What is asked:
Among the entries below, find the lines with "from" and copy them.

Data section:
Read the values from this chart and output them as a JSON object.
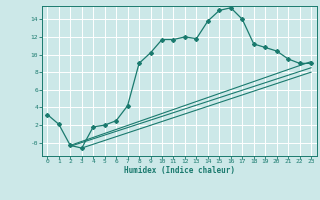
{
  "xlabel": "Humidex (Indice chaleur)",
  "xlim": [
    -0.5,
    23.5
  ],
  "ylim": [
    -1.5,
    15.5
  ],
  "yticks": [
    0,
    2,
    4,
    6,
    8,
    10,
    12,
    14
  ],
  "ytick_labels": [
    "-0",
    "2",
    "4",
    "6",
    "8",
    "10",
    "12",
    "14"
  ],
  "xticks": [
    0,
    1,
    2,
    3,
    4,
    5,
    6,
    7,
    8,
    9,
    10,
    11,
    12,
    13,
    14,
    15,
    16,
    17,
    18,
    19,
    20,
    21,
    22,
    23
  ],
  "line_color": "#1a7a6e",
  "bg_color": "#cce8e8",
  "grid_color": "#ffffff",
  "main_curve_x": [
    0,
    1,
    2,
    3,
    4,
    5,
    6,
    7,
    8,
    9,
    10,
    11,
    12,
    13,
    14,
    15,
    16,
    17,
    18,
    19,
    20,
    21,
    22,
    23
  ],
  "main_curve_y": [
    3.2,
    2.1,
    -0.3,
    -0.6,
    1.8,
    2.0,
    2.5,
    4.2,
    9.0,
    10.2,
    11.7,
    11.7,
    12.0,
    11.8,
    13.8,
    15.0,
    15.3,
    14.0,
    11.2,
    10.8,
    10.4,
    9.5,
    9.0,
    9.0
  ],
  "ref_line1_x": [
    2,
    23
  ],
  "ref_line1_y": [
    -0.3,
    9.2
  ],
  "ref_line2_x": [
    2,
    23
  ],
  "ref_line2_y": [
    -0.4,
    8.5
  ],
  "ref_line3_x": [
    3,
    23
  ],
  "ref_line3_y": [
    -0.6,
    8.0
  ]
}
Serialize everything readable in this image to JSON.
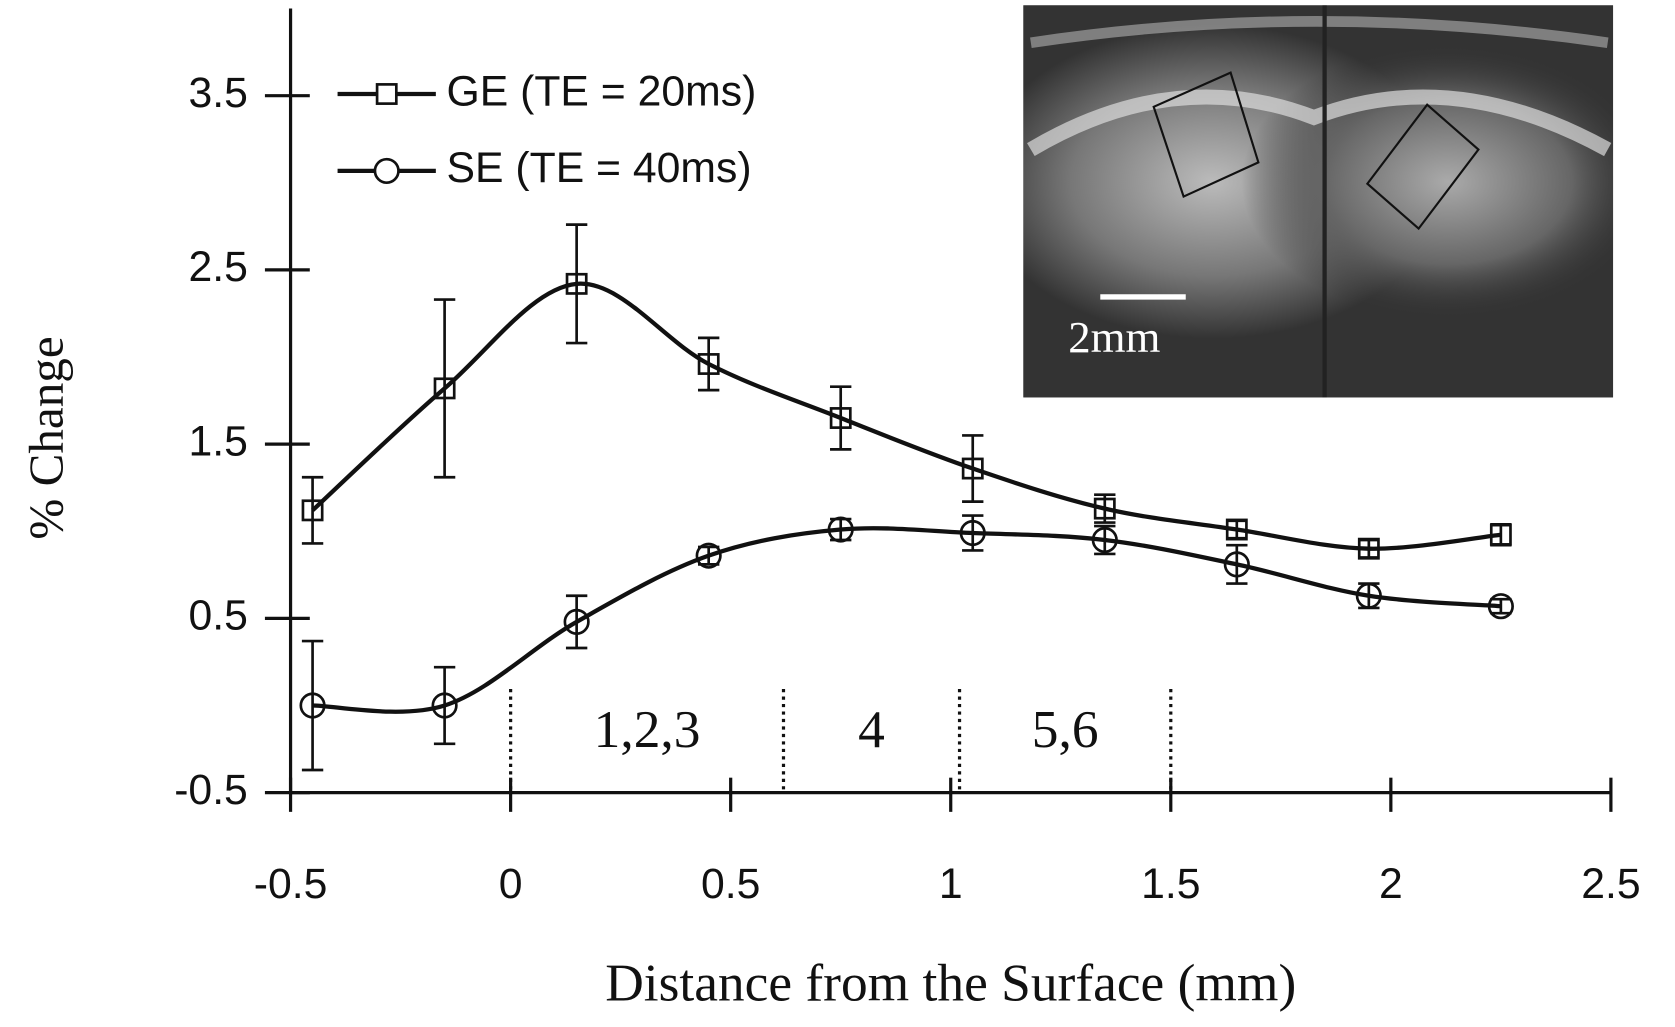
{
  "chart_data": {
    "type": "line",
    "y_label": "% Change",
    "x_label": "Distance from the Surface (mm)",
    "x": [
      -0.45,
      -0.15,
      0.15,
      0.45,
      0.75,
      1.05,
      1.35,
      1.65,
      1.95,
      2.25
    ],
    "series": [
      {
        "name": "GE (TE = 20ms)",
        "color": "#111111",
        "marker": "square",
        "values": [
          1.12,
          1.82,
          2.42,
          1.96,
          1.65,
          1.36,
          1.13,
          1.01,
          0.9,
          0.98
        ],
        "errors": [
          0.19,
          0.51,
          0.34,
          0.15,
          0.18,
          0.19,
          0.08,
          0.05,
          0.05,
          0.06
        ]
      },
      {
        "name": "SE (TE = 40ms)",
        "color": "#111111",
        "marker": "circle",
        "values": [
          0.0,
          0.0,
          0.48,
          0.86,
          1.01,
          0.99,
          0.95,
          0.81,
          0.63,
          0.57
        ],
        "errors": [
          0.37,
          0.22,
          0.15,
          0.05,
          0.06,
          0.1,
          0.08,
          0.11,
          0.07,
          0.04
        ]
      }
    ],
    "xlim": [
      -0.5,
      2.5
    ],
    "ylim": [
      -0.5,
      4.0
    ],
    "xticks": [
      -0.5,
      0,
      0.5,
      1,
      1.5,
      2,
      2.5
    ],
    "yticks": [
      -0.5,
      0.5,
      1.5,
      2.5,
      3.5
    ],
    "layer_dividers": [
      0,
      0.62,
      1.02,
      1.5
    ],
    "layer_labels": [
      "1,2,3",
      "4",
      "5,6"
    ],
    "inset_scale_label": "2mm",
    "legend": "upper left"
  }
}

==

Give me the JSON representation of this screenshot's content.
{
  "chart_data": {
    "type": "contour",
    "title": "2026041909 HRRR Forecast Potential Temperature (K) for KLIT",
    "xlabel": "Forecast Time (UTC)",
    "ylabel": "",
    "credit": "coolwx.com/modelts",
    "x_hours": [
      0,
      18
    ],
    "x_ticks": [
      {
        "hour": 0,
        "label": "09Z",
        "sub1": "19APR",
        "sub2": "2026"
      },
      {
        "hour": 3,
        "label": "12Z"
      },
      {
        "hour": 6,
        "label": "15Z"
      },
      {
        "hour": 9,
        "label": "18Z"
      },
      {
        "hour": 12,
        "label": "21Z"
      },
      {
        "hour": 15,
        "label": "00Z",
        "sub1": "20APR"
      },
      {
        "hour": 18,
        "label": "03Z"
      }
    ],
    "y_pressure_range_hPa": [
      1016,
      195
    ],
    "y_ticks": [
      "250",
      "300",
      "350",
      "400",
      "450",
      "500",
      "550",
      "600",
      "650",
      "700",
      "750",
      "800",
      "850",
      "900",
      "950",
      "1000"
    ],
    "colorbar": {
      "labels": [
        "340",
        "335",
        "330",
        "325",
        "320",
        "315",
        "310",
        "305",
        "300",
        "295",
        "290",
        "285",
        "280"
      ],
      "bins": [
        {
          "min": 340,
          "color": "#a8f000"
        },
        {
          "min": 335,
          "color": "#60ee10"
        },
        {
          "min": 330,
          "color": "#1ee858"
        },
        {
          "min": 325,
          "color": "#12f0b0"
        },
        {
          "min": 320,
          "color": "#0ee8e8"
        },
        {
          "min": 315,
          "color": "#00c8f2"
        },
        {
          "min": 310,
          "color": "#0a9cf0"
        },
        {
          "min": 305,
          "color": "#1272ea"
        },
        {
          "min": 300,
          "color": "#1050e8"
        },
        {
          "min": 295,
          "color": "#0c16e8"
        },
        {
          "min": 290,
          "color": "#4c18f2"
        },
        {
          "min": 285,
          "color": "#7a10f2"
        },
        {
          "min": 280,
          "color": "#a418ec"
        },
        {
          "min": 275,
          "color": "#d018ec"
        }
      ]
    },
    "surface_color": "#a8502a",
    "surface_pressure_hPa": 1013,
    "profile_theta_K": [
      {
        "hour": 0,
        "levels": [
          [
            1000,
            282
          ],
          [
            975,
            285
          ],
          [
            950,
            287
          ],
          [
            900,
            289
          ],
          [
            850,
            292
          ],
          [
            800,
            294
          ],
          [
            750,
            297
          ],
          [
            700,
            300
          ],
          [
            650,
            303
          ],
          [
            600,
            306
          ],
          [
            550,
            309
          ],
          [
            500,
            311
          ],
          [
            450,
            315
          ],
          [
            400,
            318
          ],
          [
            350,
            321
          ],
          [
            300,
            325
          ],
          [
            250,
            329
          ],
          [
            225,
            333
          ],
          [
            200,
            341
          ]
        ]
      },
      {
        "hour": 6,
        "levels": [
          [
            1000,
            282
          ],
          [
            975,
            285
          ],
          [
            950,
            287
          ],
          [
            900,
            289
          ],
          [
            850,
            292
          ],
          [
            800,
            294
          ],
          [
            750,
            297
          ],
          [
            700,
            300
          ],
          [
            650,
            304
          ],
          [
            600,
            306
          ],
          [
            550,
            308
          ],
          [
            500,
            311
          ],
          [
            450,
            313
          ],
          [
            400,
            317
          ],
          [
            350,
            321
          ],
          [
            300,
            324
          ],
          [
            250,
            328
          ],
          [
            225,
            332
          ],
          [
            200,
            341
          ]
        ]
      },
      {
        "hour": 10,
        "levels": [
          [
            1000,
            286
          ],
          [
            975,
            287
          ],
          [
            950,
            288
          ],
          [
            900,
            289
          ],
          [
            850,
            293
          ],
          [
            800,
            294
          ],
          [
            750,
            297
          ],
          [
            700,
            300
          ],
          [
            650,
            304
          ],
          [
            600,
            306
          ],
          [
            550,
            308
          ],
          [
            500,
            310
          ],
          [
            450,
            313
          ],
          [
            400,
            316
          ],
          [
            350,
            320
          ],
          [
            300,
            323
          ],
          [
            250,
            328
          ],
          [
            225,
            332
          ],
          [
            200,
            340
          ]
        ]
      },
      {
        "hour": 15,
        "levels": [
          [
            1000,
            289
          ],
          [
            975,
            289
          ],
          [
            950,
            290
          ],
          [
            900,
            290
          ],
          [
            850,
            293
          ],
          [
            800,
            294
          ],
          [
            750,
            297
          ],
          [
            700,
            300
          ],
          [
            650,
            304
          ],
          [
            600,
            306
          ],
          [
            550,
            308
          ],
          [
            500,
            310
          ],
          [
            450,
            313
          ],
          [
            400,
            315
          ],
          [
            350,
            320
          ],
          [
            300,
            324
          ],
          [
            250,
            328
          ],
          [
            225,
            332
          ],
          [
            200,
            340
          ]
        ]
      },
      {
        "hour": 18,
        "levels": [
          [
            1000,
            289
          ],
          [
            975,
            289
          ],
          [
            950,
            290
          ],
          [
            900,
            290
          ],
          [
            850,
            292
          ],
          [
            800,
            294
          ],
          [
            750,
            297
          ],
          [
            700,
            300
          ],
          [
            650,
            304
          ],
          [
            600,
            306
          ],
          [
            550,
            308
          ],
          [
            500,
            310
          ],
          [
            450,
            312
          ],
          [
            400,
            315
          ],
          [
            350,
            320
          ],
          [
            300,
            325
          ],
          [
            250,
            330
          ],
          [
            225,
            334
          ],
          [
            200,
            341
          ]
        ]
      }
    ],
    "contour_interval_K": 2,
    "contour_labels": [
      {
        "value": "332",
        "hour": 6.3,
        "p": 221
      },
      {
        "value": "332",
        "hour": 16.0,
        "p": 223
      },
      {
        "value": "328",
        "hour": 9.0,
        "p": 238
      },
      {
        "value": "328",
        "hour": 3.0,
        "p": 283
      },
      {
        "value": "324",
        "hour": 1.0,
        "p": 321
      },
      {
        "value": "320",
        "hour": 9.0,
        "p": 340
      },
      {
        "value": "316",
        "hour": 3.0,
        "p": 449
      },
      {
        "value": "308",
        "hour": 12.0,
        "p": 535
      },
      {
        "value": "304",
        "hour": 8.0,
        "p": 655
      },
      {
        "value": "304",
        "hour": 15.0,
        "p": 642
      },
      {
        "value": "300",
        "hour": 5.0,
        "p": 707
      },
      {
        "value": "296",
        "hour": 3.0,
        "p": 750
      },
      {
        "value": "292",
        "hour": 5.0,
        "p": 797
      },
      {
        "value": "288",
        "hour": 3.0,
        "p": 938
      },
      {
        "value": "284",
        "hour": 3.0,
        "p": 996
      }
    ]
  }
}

Worked solution:
Read the values from this chart and output them as a JSON object.
    "x_label": "Distance from the Surface (mm)",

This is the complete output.